» **Goal**: Scan the data. Collect each line that contains the word "copy".

» **Data entries**:
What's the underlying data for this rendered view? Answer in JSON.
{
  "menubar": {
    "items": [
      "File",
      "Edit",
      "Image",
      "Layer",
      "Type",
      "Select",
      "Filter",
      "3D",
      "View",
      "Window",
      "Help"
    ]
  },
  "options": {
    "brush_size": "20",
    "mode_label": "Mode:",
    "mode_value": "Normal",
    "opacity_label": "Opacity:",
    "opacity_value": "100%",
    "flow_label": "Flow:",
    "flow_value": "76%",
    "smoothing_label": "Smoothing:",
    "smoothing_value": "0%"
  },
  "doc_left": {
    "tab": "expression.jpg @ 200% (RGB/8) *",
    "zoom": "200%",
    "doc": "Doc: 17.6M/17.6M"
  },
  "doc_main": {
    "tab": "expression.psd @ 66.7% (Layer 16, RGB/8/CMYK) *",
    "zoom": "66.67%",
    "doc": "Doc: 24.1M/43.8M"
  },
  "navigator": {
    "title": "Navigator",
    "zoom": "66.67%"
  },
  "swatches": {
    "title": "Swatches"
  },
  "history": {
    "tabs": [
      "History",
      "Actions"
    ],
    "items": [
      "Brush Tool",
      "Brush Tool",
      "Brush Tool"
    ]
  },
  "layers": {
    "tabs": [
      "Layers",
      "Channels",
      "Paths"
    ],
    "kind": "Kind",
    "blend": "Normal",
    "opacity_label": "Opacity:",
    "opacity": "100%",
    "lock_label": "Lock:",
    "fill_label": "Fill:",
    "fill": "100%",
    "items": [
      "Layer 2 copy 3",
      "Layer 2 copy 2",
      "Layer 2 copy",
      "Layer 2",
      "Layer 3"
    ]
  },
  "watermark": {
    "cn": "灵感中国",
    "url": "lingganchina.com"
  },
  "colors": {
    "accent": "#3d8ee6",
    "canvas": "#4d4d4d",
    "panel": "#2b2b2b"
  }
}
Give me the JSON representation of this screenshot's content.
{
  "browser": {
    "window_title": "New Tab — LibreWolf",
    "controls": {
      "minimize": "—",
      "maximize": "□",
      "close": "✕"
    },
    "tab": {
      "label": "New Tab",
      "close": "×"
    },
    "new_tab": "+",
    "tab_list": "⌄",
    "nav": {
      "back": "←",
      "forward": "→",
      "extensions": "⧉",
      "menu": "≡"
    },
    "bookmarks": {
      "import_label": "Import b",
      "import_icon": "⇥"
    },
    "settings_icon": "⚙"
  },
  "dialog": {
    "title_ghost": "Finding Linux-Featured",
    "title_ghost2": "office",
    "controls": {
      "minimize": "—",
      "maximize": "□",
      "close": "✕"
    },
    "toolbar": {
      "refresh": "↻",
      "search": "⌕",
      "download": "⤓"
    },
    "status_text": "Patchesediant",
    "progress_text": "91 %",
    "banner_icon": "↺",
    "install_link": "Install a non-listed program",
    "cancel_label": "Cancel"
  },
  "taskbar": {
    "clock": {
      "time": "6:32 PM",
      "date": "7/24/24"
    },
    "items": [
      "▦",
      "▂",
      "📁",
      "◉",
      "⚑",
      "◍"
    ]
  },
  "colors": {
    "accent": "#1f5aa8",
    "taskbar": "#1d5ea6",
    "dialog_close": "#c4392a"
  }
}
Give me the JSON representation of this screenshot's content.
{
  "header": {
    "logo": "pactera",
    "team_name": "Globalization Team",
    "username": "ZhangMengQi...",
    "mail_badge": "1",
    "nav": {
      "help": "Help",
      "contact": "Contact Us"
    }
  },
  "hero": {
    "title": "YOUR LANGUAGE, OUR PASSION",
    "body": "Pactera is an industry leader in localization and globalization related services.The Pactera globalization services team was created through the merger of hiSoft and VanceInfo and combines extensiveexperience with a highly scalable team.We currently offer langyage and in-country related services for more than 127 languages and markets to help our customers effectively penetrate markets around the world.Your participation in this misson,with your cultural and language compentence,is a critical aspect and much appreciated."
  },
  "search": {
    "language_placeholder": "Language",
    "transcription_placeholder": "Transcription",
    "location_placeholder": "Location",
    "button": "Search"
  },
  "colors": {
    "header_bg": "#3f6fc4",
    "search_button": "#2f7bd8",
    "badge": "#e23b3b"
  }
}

» **Output of the task**:
      "Layer 2 copy 3",
      "Layer 2 copy 2",
      "Layer 2 copy",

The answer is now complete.